EXERCISE INSTRUCTIONS
Leave out the pictures and restate the rest of the data exactly.

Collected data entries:
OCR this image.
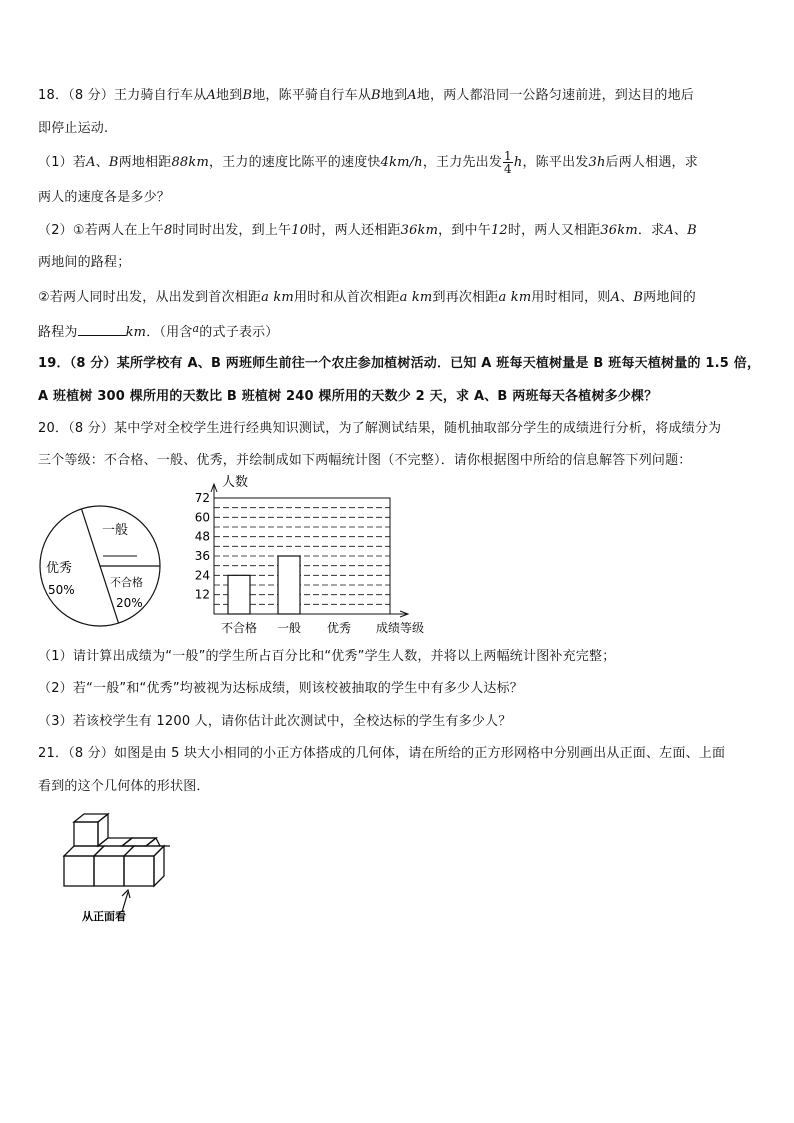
18．（8 分）王力骑自行车从A地到B地，陈平骑自行车从B地到A地，两人都沿同一公路匀速前进，到达目的地后
即停止运动.
（1）若A、B两地相距88km，王力的速度比陈平的速度快4km/h，王力先出发 $\frac{1}{4}$ h，陈平出发3h后两人相遇，求
两人的速度各是多少？
（2）①若两人在上午8时同时出发，到上午10时，两人还相距36km，到中午12时，两人又相距36km．求A、B
两地间的路程；
②若两人同时出发，从出发到首次相距a km用时和从首次相距a km到再次相距a km用时相同，则A、B两地间的
路程为	km．（用含$^a$的式子表示）
19．（8 分）某所学校有 A、B 两班师生前往一个农庄参加植树活动．已知 A 班每天植树量是 B 班每天植树量的 1.5 倍，
A 班植树 300 棵所用的天数比 B 班植树 240 棵所用的天数少 2 天，求 A、B 两班每天各植树多少棵？
20．（8 分）某中学对全校学生进行经典知识测试，为了解测试结果，随机抽取部分学生的成绩进行分析，将成绩分为
三个等级：不合格、一般、优秀，并绘制成如下两幅统计图（不完整）．请你根据图中所给的信息解答下列问题：
一般
优秀
50%
不合格
20%
人数
12
24
36
48
60
72
不合格 一般 优秀 成绩等级
（1）请计算出成绩为“一般”的学生所占百分比和“优秀”学生人数，并将以上两幅统计图补充完整；
（2）若“一般”和“优秀”均被视为达标成绩，则该校被抽取的学生中有多少人达标？
（3）若该校学生有 1200 人，请你估计此次测试中，全校达标的学生有多少人？
21．（8 分）如图是由 5 块大小相同的小正方体搭成的几何体，请在所给的正方形网格中分别画出从正面、左面、上面
看到的这个几何体的形状图．
从正面看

EXERCISE RESULT
OCR this image.
18．（8 分）王力骑自行车从A地到B地，陈平骑自行车从B地到A地，两人都沿同一公路匀速前进，到达目的地后
即停止运动.
（1）若A、B两地相距88km，王力的速度比陈平的速度快4km/h，王力先出发 $\frac{1}{4}$ h，陈平出发3h后两人相遇，求
两人的速度各是多少？
（2）①若两人在上午8时同时出发，到上午10时，两人还相距36km，到中午12时，两人又相距36km．求A、B
两地间的路程；
②若两人同时出发，从出发到首次相距a km用时和从首次相距a km到再次相距a km用时相同，则A、B两地间的
路程为	km．（用含$^a$的式子表示）
19．（8 分）某所学校有 A、B 两班师生前往一个农庄参加植树活动．已知 A 班每天植树量是 B 班每天植树量的 1.5 倍，
A 班植树 300 棵所用的天数比 B 班植树 240 棵所用的天数少 2 天，求 A、B 两班每天各植树多少棵？
20．（8 分）某中学对全校学生进行经典知识测试，为了解测试结果，随机抽取部分学生的成绩进行分析，将成绩分为
三个等级：不合格、一般、优秀，并绘制成如下两幅统计图（不完整）．请你根据图中所给的信息解答下列问题：
一般
优秀
50%
不合格
20%
人数
12
24
36
48
60
72
不合格 一般 优秀 成绩等级
（1）请计算出成绩为“一般”的学生所占百分比和“优秀”学生人数，并将以上两幅统计图补充完整；
（2）若“一般”和“优秀”均被视为达标成绩，则该校被抽取的学生中有多少人达标？
（3）若该校学生有 1200 人，请你估计此次测试中，全校达标的学生有多少人？
21．（8 分）如图是由 5 块大小相同的小正方体搭成的几何体，请在所给的正方形网格中分别画出从正面、左面、上面
看到的这个几何体的形状图．
从正面看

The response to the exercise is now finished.